● Given entries
———

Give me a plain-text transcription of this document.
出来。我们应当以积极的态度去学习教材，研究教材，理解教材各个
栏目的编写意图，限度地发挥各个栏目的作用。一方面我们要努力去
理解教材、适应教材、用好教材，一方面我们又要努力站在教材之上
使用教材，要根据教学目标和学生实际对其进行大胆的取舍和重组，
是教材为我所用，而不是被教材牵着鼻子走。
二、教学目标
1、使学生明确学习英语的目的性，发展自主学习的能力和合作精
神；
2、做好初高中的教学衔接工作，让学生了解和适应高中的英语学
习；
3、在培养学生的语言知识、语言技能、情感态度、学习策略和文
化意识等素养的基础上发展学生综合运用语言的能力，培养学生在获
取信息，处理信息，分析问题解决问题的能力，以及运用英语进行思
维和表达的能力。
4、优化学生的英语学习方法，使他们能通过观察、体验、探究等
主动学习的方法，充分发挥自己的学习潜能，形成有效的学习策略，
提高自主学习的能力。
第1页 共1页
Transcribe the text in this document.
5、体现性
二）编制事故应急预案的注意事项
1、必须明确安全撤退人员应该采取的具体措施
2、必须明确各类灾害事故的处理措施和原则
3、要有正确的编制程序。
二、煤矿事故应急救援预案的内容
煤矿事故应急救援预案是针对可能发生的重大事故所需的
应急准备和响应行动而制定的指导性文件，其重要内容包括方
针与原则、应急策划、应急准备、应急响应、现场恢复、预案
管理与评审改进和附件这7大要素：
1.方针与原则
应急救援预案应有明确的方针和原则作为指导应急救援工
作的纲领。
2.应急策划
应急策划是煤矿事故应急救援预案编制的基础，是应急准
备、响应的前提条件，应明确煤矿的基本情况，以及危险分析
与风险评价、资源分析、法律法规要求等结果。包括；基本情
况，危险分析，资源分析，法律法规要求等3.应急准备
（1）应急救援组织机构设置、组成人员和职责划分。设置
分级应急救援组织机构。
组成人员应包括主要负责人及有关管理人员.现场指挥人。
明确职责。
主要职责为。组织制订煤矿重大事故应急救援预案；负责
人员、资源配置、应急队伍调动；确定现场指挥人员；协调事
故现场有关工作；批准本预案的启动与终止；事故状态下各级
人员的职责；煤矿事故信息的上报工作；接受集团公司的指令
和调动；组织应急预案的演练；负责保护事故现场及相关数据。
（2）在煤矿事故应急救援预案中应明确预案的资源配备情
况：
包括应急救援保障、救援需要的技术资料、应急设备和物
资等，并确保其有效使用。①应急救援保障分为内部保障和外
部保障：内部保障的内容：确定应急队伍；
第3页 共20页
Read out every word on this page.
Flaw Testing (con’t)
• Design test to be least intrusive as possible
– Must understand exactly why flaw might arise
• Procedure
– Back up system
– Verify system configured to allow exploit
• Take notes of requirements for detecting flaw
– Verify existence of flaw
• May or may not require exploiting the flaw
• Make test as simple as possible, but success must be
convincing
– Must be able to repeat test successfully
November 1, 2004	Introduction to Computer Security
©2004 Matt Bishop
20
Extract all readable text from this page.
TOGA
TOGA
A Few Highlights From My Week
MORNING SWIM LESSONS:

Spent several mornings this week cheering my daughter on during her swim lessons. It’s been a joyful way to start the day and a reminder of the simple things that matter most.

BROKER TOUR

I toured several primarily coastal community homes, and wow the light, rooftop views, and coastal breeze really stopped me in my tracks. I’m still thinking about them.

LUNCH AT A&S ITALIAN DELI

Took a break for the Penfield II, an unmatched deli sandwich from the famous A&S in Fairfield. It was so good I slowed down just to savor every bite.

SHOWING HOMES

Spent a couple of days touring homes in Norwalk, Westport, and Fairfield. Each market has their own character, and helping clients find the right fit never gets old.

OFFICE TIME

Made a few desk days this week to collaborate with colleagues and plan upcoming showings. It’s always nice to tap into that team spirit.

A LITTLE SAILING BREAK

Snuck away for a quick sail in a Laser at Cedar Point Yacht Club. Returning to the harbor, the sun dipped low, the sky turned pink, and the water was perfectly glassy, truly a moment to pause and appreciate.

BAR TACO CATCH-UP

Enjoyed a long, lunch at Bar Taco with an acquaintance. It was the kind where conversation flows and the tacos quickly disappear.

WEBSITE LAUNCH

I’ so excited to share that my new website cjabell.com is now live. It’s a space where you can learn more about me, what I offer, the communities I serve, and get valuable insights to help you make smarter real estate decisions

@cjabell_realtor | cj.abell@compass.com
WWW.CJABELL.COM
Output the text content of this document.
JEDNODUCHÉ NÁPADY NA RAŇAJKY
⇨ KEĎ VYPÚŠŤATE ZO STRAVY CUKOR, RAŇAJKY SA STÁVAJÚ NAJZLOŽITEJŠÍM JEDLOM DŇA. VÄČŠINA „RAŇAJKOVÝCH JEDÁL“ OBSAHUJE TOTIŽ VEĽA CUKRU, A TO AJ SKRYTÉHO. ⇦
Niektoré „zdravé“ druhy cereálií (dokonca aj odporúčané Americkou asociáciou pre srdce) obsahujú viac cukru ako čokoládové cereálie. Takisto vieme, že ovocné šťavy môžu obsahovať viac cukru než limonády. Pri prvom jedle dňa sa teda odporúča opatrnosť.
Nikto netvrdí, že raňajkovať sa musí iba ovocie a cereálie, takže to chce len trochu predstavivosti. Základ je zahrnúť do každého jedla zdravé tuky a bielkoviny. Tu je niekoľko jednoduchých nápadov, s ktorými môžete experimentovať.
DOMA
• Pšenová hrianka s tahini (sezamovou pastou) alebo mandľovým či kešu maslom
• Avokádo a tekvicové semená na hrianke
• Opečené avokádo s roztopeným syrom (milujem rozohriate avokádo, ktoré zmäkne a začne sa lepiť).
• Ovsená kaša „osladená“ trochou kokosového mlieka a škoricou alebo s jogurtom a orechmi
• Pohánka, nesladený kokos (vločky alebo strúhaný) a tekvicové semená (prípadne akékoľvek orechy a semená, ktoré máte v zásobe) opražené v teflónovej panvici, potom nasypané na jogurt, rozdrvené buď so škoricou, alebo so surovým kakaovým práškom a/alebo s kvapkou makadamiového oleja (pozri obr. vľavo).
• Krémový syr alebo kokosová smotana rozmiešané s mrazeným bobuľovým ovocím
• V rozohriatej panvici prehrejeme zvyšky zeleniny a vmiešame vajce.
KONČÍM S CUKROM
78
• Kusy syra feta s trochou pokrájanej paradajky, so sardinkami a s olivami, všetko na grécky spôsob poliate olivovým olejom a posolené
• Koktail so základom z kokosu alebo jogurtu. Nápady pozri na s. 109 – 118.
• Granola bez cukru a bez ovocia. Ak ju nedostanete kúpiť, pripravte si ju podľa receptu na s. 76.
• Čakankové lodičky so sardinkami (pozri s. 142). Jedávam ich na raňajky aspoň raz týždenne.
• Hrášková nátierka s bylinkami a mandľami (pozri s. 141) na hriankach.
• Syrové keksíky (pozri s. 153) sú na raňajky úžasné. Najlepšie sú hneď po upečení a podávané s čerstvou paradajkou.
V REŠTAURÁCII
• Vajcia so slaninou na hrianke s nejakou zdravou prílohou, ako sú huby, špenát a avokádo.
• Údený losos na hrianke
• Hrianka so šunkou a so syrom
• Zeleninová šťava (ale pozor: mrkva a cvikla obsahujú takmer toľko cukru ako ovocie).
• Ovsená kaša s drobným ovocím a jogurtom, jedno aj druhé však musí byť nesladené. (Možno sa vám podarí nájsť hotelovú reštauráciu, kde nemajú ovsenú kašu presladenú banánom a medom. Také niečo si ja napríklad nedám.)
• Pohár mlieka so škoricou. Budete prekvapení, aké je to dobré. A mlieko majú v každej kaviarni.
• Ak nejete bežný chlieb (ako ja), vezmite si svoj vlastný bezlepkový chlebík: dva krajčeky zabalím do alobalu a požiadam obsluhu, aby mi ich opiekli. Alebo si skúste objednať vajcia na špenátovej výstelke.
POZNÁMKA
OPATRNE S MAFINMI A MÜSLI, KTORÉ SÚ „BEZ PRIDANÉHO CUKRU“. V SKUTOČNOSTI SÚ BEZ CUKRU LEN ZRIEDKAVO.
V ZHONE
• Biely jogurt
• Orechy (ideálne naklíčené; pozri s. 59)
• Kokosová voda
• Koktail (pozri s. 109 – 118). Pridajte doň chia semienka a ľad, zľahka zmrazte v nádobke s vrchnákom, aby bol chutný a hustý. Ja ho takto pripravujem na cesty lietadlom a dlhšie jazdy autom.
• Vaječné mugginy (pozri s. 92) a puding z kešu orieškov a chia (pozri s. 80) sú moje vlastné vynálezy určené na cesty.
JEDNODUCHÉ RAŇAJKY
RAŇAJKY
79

———

● Objective
From the listing, copy each line containing the word "cesty".

● Written answer
• Koktail (pozri s. 109 – 118). Pridajte doň chia semienka a ľad, zľahka zmrazte v nádobke s vrchnákom, aby bol chutný a hustý. Ja ho takto pripravujem na cesty lietadlom a dlhšie jazdy autom.
• Vaječné mugginy (pozri s. 92) a puding z kešu orieškov a chia (pozri s. 80) sú moje vlastné vynálezy určené na cesty.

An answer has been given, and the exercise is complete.